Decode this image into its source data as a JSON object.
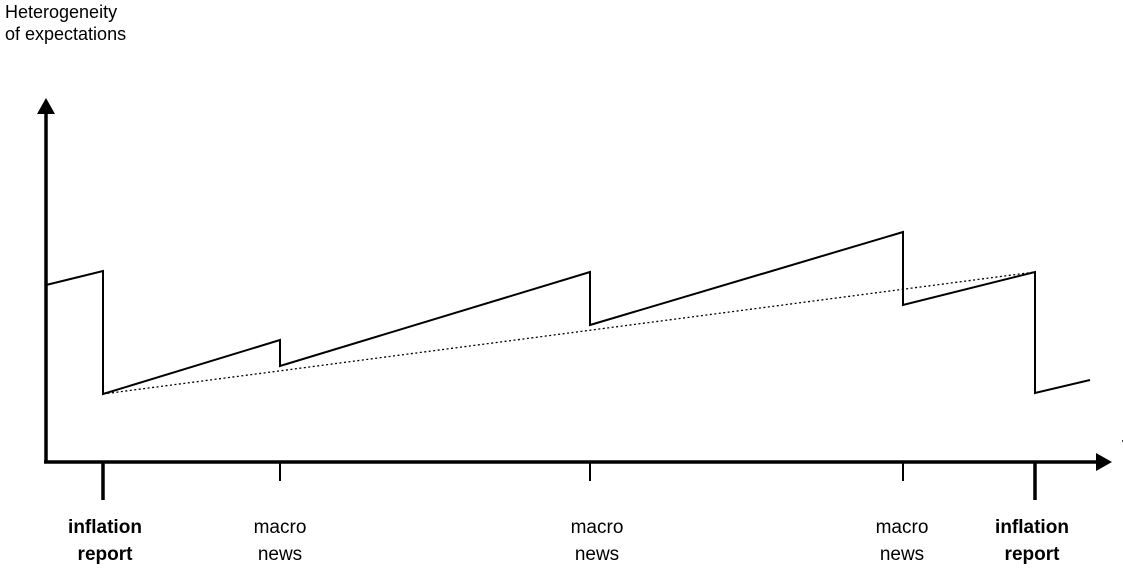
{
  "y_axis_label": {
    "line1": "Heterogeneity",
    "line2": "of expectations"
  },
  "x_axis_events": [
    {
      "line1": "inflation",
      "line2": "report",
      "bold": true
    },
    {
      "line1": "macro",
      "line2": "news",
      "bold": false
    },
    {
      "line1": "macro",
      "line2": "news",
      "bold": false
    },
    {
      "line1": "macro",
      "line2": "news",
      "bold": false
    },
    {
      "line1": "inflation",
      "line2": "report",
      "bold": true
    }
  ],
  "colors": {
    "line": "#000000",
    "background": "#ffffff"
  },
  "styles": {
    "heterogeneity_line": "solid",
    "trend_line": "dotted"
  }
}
========================================
* Task description
Write the records out again in full, exactly, and skip every picture.

* Solution
Decode this image into its source data as a JSON object.
{
  "y_axis_label": {
    "line1": "Heterogeneity",
    "line2": "of expectations"
  },
  "x_axis_events": [
    {
      "line1": "inflation",
      "line2": "report",
      "bold": true
    },
    {
      "line1": "macro",
      "line2": "news",
      "bold": false
    },
    {
      "line1": "macro",
      "line2": "news",
      "bold": false
    },
    {
      "line1": "macro",
      "line2": "news",
      "bold": false
    },
    {
      "line1": "inflation",
      "line2": "report",
      "bold": true
    }
  ],
  "colors": {
    "line": "#000000",
    "background": "#ffffff"
  },
  "styles": {
    "heterogeneity_line": "solid",
    "trend_line": "dotted"
  }
}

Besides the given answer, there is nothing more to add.